>>>>>

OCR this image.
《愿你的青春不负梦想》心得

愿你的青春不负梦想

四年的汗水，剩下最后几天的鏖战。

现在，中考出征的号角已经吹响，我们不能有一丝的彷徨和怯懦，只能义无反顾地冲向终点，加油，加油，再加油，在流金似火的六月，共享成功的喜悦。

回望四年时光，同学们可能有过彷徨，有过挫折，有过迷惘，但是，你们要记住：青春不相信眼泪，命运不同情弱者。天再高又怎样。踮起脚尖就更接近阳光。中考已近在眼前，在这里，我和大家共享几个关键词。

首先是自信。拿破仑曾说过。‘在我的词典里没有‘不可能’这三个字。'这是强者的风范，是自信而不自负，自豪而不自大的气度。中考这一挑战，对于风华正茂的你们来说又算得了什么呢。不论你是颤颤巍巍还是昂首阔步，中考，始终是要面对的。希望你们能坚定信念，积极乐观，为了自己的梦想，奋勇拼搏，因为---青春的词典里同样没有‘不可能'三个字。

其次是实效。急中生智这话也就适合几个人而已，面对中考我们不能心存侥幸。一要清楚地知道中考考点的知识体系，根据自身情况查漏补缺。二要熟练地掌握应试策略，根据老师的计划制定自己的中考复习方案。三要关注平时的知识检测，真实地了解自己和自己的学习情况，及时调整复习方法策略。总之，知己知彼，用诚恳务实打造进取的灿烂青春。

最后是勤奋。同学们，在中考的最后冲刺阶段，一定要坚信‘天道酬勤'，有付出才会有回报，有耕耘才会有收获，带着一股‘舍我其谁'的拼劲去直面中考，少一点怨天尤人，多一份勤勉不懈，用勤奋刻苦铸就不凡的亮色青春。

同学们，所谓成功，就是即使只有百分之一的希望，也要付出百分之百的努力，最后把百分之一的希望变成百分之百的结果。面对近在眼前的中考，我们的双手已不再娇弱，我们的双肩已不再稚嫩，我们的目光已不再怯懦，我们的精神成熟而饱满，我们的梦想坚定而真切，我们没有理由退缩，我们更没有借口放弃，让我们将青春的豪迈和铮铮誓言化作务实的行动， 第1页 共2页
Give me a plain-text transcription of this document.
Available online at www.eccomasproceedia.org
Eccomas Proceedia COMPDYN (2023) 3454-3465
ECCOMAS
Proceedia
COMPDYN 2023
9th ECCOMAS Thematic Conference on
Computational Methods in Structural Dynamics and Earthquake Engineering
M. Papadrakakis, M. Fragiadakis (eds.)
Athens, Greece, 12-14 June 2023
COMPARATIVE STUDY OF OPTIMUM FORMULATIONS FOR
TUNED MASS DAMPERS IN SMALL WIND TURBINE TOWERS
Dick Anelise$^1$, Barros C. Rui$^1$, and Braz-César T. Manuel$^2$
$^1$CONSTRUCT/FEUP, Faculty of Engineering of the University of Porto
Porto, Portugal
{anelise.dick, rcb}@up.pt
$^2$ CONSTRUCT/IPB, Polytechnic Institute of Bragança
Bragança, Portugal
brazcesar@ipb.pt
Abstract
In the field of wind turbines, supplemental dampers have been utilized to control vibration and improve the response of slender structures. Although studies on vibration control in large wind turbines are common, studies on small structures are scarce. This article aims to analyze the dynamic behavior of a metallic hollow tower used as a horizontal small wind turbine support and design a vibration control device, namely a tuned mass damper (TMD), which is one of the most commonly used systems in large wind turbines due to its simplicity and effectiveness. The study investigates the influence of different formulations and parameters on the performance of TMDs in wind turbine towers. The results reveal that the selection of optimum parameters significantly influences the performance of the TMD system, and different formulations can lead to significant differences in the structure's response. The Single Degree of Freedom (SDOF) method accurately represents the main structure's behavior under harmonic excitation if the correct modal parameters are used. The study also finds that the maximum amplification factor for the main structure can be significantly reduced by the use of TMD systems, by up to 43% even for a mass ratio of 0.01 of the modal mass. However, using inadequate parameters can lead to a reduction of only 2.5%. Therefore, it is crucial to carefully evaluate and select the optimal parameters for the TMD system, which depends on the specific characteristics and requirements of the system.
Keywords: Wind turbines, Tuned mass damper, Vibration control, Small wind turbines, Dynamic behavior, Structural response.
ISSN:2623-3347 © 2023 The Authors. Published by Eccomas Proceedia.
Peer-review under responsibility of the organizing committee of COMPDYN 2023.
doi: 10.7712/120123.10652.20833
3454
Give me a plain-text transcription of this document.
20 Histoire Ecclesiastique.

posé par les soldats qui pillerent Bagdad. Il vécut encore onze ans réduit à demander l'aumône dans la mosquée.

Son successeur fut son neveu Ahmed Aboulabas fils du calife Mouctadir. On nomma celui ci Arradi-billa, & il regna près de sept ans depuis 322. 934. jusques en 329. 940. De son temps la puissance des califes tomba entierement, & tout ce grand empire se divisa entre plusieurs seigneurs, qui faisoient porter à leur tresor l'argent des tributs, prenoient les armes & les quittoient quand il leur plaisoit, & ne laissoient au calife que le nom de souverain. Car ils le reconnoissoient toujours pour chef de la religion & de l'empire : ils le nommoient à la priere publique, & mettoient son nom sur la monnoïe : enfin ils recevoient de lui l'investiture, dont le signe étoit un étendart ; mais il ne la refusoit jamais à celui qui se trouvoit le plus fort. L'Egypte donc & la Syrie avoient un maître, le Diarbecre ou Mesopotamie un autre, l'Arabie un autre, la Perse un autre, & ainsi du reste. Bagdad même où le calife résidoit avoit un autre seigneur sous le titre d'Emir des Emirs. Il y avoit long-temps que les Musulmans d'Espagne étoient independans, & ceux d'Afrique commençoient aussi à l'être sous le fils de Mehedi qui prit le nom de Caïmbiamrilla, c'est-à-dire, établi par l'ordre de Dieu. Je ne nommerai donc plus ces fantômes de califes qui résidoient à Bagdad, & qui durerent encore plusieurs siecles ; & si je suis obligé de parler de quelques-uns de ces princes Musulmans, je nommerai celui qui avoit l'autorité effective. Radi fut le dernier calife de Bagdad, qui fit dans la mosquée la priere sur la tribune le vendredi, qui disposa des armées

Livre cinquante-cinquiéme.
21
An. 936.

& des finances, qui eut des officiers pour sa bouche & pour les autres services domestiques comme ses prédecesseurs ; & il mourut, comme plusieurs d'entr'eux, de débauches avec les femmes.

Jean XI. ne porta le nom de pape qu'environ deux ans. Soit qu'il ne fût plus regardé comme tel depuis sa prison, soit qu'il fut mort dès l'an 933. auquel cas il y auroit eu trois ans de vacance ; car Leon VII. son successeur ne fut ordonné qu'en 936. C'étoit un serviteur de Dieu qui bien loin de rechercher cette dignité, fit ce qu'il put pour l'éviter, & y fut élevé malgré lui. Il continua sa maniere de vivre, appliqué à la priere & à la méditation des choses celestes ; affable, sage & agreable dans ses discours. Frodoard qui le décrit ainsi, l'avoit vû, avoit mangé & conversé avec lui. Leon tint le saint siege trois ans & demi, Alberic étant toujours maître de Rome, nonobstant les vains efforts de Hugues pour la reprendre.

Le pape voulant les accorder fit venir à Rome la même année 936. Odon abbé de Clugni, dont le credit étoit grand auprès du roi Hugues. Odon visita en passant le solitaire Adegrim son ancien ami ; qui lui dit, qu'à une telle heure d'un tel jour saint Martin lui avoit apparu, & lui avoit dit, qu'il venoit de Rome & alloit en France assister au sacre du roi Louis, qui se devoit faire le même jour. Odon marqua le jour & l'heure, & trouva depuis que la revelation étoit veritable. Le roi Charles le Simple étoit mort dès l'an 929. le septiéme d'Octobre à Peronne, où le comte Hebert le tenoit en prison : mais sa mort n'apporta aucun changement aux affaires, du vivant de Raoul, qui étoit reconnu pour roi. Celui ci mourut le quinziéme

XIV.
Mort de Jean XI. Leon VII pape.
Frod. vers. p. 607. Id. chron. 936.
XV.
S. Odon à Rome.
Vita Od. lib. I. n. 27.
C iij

<<<<<

• Exercise task:
Using the listing, collect all lines in which the string "Porto" is found.

• Written answer:
$^1$CONSTRUCT/FEUP, Faculty of Engineering of the University of Porto
Porto, Portugal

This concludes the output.